(Collected data entries)
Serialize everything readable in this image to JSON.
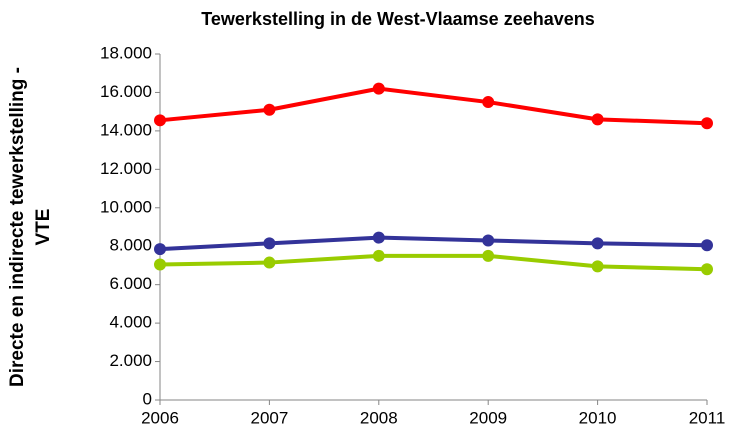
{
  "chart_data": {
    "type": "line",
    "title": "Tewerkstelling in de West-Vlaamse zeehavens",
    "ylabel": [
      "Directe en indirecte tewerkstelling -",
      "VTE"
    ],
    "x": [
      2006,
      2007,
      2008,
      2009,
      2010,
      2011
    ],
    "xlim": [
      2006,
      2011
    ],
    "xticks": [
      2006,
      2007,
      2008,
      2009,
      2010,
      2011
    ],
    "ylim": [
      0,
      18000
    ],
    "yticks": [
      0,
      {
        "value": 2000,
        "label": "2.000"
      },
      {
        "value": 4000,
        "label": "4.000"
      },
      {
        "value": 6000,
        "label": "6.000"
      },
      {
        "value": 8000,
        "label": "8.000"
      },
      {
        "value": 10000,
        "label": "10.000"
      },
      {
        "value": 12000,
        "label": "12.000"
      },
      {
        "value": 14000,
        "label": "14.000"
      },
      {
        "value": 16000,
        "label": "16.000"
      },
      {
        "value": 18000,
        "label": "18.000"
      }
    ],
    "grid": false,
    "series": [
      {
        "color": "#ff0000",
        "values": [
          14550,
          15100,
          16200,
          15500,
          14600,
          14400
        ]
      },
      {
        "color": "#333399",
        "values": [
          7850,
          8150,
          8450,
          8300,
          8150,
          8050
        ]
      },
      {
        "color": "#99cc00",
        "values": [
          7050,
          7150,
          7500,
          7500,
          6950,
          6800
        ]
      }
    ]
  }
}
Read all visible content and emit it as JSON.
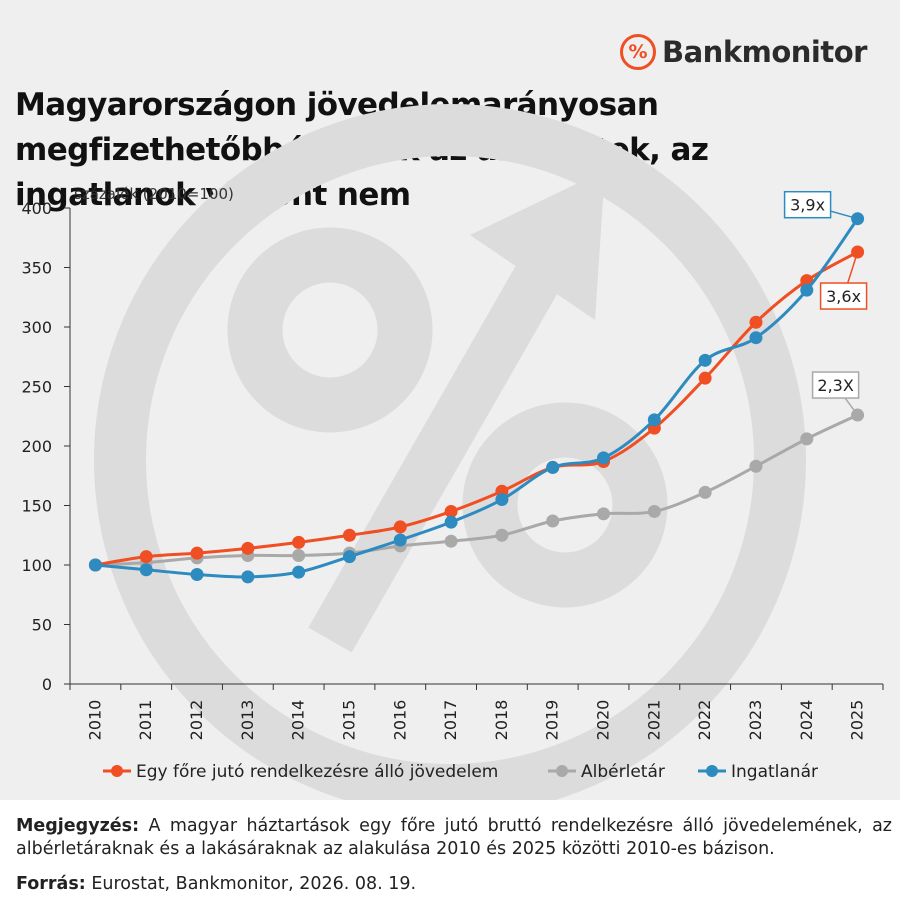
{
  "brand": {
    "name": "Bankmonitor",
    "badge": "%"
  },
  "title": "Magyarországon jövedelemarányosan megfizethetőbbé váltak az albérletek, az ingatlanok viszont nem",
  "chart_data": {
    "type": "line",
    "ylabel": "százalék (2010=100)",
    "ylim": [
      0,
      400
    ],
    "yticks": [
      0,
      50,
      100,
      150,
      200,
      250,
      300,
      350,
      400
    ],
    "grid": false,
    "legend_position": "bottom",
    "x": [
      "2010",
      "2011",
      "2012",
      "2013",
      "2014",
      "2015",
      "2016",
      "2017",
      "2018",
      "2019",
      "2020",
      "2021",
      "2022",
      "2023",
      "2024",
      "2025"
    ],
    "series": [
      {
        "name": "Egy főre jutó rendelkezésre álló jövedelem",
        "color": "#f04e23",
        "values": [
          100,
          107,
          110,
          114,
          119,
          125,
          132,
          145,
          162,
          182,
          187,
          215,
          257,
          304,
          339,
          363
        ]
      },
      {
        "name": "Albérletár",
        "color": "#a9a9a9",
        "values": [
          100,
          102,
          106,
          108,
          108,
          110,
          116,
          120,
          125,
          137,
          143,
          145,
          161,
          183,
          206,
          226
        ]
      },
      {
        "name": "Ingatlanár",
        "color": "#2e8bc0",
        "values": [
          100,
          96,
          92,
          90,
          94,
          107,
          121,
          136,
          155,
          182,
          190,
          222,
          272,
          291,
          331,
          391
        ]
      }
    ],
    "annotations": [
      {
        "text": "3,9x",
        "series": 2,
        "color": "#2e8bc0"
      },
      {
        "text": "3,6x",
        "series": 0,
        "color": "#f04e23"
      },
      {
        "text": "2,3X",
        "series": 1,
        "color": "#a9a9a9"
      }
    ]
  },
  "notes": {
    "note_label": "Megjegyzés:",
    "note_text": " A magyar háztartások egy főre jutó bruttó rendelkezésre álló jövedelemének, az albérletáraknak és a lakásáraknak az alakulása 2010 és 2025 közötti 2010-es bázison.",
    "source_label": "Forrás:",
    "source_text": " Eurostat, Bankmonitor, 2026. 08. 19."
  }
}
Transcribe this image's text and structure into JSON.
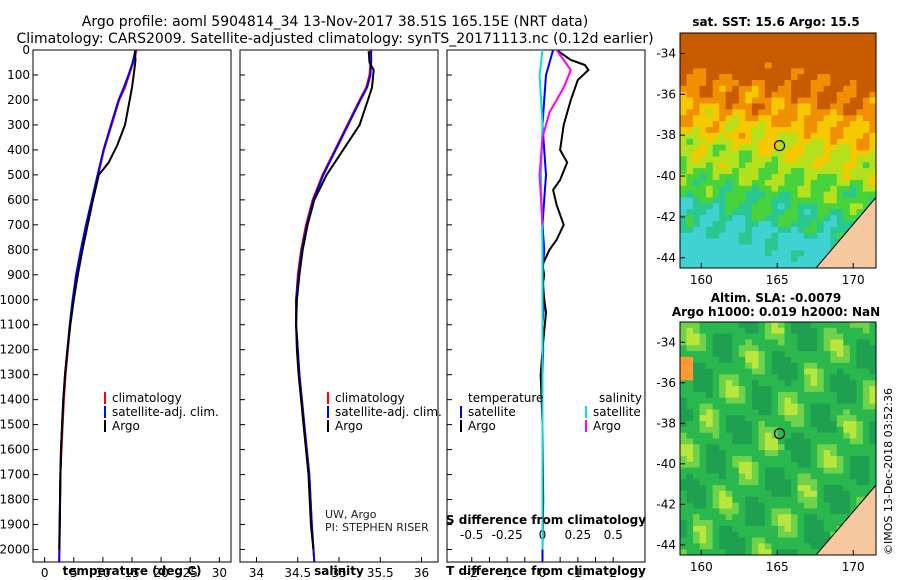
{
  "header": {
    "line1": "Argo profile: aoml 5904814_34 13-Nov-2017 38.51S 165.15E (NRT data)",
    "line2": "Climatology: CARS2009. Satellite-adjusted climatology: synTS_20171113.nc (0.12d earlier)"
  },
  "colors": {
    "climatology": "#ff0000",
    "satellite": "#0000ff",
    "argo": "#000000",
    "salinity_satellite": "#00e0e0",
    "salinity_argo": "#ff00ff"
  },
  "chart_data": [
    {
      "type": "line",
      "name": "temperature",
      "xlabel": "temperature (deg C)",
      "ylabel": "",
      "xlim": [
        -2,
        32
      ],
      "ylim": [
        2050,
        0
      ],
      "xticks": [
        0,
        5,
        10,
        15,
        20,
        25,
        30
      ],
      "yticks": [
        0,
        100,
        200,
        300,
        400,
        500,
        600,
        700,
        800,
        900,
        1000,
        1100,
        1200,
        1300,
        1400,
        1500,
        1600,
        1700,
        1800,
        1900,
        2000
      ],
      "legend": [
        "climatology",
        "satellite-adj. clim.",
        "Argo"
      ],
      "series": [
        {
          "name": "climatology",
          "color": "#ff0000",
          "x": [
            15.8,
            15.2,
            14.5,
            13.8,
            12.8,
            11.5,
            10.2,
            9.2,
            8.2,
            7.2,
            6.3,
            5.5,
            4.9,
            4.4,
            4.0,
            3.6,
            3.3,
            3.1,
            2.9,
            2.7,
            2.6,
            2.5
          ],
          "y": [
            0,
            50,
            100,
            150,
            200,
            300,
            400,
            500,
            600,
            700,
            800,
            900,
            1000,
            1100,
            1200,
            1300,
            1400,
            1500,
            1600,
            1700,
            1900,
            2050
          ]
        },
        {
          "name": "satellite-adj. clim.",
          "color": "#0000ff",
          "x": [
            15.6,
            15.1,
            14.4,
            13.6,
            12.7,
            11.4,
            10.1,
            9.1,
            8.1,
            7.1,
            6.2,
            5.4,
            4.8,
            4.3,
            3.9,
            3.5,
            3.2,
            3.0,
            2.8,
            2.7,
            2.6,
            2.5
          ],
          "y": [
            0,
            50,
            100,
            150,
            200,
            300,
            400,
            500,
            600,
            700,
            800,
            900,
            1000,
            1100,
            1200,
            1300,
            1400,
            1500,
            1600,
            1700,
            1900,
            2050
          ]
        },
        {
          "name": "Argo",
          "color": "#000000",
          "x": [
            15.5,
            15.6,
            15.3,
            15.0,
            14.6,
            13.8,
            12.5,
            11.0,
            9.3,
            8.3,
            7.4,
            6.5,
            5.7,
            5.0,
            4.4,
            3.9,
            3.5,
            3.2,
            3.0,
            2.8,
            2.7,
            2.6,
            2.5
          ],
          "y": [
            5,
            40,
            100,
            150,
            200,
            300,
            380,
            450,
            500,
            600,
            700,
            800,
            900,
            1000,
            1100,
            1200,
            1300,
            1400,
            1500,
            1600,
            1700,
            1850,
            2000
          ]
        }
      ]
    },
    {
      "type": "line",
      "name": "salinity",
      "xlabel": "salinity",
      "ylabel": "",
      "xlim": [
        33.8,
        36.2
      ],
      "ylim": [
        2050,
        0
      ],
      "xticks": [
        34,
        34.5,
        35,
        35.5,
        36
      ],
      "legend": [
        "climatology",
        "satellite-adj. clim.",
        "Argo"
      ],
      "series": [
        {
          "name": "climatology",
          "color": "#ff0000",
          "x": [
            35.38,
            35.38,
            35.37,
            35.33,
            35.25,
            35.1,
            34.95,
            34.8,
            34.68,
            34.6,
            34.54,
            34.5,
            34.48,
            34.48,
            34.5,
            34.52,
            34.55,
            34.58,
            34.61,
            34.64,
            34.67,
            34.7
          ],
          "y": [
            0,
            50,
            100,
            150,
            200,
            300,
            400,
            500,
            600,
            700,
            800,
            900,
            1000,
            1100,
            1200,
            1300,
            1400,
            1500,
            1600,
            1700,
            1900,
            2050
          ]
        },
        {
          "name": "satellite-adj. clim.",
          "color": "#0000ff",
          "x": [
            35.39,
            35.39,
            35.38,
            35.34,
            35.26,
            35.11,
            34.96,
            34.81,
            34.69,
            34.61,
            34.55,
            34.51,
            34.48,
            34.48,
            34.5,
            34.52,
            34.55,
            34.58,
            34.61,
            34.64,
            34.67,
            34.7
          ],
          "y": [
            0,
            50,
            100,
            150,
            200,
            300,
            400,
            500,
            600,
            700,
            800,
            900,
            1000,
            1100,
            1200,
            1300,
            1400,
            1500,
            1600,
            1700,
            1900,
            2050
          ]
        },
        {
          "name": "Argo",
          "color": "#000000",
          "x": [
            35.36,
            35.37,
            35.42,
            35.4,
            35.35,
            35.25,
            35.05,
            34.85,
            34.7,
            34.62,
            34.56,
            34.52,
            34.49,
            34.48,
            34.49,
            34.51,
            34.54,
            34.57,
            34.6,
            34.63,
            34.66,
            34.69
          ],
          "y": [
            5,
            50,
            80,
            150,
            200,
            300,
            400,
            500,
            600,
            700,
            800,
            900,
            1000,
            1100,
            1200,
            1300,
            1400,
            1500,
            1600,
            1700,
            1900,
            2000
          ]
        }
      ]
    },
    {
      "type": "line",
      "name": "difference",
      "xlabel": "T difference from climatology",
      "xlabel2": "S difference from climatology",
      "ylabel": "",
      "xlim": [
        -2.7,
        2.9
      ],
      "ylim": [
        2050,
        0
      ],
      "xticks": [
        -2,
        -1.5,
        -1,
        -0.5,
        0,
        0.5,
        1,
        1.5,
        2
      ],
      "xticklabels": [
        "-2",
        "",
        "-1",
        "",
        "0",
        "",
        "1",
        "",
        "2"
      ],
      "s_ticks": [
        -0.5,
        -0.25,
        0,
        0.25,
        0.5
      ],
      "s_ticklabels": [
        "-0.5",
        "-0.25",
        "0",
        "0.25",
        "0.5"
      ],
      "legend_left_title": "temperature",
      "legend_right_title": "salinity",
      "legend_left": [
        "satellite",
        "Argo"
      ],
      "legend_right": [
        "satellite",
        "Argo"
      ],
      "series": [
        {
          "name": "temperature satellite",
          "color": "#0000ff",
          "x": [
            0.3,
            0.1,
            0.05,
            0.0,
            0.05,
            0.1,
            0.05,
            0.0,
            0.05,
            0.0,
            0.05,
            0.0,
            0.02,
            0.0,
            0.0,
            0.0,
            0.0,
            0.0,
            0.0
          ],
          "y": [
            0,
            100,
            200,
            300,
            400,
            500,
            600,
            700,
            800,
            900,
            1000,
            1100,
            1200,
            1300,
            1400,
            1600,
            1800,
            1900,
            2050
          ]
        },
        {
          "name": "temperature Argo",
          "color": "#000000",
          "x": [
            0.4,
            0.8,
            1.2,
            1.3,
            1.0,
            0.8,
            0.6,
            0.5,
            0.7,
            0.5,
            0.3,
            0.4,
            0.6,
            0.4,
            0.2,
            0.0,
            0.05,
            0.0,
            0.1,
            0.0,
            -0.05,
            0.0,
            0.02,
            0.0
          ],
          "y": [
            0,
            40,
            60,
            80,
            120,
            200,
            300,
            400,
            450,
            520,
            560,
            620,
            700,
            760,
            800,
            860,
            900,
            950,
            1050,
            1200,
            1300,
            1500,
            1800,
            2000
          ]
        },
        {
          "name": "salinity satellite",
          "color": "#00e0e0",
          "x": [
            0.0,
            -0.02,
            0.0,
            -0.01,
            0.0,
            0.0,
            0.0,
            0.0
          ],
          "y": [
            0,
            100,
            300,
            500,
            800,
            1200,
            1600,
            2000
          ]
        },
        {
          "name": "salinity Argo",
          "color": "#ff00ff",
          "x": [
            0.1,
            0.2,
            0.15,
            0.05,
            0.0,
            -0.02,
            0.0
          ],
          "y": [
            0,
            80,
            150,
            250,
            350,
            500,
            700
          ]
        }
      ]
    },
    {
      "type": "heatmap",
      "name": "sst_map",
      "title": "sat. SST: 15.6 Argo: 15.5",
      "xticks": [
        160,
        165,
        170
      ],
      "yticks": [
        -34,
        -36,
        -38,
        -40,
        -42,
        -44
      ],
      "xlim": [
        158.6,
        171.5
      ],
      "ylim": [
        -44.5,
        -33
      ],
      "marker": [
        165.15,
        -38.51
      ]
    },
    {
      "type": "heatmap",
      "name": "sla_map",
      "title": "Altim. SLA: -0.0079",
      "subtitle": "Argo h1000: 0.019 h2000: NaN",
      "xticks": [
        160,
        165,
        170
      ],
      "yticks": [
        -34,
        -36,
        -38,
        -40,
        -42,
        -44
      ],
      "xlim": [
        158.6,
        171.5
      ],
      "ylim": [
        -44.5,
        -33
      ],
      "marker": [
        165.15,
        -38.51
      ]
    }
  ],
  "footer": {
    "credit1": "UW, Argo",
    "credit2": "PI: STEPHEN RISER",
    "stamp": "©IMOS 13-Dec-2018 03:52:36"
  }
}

§ **Your instructions**
Tally the lines of the listing in which the word "climatology" occurs, and state the total alone.

§ **The completed task**
8